[BEGIN]

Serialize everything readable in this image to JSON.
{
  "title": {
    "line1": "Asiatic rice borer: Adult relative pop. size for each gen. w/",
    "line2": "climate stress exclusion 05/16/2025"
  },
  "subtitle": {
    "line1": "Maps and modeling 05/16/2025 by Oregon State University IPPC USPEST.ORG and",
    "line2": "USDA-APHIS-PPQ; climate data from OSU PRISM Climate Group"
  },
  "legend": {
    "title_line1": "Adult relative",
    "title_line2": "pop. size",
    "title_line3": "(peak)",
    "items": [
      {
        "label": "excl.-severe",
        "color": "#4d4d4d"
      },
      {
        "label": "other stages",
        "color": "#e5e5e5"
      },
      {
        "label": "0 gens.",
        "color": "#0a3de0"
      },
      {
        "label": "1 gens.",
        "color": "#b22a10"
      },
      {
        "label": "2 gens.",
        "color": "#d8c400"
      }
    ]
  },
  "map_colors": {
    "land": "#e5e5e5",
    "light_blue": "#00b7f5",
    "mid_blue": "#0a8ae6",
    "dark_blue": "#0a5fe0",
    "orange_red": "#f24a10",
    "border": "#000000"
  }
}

[END]

§ Short problem: Transcribe the full listing above without leaving anything out.

§ Result:
Serialize everything readable in this image to JSON.
{
  "title": {
    "line1": "Asiatic rice borer: Adult relative pop. size for each gen. w/",
    "line2": "climate stress exclusion 05/16/2025"
  },
  "subtitle": {
    "line1": "Maps and modeling 05/16/2025 by Oregon State University IPPC USPEST.ORG and",
    "line2": "USDA-APHIS-PPQ; climate data from OSU PRISM Climate Group"
  },
  "legend": {
    "title_line1": "Adult relative",
    "title_line2": "pop. size",
    "title_line3": "(peak)",
    "items": [
      {
        "label": "excl.-severe",
        "color": "#4d4d4d"
      },
      {
        "label": "other stages",
        "color": "#e5e5e5"
      },
      {
        "label": "0 gens.",
        "color": "#0a3de0"
      },
      {
        "label": "1 gens.",
        "color": "#b22a10"
      },
      {
        "label": "2 gens.",
        "color": "#d8c400"
      }
    ]
  },
  "map_colors": {
    "land": "#e5e5e5",
    "light_blue": "#00b7f5",
    "mid_blue": "#0a8ae6",
    "dark_blue": "#0a5fe0",
    "orange_red": "#f24a10",
    "border": "#000000"
  }
}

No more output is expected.